= INSTRUCTION 1 =
Duplicate the part of the text section starting at "2.3 Chinese Text" and ending at "processing on Chinese.".
= INSTRUCTION 2 =
Does the text section support each statement? Answer yes or no and quote the text's deciding words. (a) Go et al. and Pak and Paroubek reached above 80% accuracy in classifying positive/negative sentiment. (b) Derks et al. and Provine et al. found that emoticons tend to replace the associated verbal content. (c) Purver and Battersby applied the approach to Chinese Weibo statuses.

= TEXT SECTION =
2.2 Distant Supervision

Distant supervision is an approach which combines standard supervised classification methods with a weakly labelled training dataset; it can be seen as an example of semi-supervised learning in that it exploits large amounts of data without access to expert gold-standard labels. Go et al. [17] and Pak and Paroubek [26], following [32], use emoticons in Twitter messages to provide these weak (or noisy) labels, then learn a classifier on the basis of the remaining text (after removal of the emoticons) to classify positive/negative sentiment with above 80 % accuracy.

Yuasa et al. [46] showed that emoticons have an important role in emphasizing the emotions conveyed in a sentence; they can therefore give us direct access to authors’ own emotions. Derks et al. [10] and Provine et al. [29] similarly found that emoticons tend to increase the intensity of the associated verbal content, rather than replacing it (perhaps playing a similar role to laughter, facial expressions and other non-verbal behaviour). We would therefore expect them to be suitable for use as labels in a distant supervision approach, indexing the emotional content while leaving its verbal expression largely unaffected when the emoticons are removed. Purver and Battersby [31] investigated the applicability of this approach to English Twitter messages, using a broader set of emoticons to extend the distant supervision approach to six-way emotion classification, and we apply a similar approach here to Chinese Weibo statuses. However, in addition to the widely used, domain-independent emoticons, other markers have emerged for particular interfaces or domains. Weibo provides a built-in set of smilies that can work as special emoticons that help us better understand authors’ emotions.

2.3 Chinese Text Processing

In Chinese text, sentences are represented as strings of Chinese characters without explicit word delimiters as used in English (e.g., white space). Therefore, it is important to determine word boundaries before running any word-based linguistic processing on Chinese.

= LISTED ENTRIES =
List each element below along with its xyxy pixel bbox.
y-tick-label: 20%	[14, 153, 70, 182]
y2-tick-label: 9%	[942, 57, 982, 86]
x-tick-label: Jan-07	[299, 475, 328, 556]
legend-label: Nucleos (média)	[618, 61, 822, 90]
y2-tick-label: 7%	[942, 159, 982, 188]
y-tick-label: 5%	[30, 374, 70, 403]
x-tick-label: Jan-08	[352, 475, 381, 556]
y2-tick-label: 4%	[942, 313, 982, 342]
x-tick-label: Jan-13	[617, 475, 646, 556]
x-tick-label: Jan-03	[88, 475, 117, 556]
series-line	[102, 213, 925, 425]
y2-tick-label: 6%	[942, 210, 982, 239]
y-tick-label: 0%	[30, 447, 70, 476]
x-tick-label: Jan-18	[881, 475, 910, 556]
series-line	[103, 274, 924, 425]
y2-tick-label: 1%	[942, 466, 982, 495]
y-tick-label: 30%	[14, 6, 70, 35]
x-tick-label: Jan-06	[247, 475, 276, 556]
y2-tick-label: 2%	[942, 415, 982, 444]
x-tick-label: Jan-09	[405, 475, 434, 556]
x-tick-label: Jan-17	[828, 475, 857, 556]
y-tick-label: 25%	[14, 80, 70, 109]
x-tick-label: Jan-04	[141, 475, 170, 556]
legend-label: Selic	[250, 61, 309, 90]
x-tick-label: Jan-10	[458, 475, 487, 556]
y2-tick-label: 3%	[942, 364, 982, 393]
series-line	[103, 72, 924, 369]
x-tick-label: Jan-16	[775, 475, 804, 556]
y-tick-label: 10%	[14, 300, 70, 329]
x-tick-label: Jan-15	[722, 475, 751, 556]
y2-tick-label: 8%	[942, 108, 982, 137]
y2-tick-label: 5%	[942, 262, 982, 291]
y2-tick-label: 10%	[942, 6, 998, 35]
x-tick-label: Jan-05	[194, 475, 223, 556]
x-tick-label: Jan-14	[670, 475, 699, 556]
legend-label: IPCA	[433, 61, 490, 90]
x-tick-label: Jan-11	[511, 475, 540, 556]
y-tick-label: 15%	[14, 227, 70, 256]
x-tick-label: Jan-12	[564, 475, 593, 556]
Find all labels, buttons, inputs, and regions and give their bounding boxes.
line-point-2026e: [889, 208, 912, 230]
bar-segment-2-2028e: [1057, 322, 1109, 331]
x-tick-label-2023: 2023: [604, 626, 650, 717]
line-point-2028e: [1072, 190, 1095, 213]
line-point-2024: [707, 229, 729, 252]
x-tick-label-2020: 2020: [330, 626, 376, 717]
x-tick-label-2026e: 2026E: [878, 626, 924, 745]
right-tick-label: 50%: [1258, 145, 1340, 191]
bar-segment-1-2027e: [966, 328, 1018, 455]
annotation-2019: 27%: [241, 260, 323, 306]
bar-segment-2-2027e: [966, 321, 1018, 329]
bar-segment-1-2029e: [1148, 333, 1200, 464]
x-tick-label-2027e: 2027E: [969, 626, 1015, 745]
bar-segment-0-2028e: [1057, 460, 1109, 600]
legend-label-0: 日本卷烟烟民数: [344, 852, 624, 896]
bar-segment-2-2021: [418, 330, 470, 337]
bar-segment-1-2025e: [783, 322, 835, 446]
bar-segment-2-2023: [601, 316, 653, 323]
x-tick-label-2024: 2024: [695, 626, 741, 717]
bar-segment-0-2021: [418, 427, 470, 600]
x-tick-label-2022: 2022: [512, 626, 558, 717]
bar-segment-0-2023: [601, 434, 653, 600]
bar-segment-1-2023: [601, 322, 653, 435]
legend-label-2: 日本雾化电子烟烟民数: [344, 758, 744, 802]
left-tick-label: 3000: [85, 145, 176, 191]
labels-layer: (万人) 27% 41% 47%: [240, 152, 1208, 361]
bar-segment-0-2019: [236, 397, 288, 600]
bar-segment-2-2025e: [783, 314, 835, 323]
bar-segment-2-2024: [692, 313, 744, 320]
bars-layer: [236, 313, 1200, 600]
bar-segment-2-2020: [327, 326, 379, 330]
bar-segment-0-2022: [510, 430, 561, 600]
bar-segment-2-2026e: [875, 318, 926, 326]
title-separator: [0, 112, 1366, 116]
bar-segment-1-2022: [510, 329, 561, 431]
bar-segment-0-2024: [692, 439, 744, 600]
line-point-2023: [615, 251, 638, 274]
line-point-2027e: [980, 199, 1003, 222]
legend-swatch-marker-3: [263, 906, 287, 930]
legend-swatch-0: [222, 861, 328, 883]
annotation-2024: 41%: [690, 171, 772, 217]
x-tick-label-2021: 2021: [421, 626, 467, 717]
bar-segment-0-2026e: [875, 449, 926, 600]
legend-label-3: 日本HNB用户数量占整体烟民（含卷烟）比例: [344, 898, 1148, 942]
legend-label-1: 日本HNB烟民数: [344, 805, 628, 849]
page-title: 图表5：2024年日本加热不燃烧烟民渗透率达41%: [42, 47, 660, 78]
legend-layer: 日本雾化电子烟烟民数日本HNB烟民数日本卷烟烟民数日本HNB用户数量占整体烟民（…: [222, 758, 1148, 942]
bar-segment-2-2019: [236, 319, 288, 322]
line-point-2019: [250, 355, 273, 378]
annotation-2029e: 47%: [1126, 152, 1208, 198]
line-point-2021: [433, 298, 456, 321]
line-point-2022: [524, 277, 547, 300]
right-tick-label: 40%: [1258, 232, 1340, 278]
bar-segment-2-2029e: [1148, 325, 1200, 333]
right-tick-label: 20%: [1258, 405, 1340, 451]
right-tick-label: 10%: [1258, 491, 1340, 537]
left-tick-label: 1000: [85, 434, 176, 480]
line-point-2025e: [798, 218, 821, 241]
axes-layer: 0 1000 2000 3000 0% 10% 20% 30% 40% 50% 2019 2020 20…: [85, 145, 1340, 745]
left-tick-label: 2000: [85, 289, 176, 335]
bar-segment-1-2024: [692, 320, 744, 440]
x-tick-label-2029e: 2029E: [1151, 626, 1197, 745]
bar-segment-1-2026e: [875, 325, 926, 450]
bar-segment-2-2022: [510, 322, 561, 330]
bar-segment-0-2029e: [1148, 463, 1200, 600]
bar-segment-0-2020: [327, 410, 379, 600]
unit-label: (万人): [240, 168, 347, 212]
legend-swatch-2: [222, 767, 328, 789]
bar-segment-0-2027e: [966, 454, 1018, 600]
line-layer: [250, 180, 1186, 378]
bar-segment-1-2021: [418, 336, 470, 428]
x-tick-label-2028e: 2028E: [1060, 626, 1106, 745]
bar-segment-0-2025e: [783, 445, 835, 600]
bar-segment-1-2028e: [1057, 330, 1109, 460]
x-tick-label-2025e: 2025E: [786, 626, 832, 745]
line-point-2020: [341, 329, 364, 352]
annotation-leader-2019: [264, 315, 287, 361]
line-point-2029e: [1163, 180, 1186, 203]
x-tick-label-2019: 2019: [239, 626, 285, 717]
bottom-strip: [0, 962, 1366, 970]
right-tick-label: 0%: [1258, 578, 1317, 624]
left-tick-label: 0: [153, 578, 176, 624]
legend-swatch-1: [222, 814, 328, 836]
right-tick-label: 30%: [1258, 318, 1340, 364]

= WRITTEN REPLY 1 =
2.3 Chinese Text Processing

In Chinese text, sentences are represented as strings of Chinese characters without explicit word delimiters as used in English (e.g., white space). Therefore, it is important to determine word boundaries before running any word-based linguistic processing on Chinese.

= WRITTEN REPLY 2 =
(a) Yes: "to classify positive/negative sentiment with above 80 % accuracy"
(b) No: "emoticons tend to increase the intensity of the associated verbal content, rather than replacing it"
(c) No: "Purver and Battersby [31] investigated the applicability of this approach to English Twitter messages"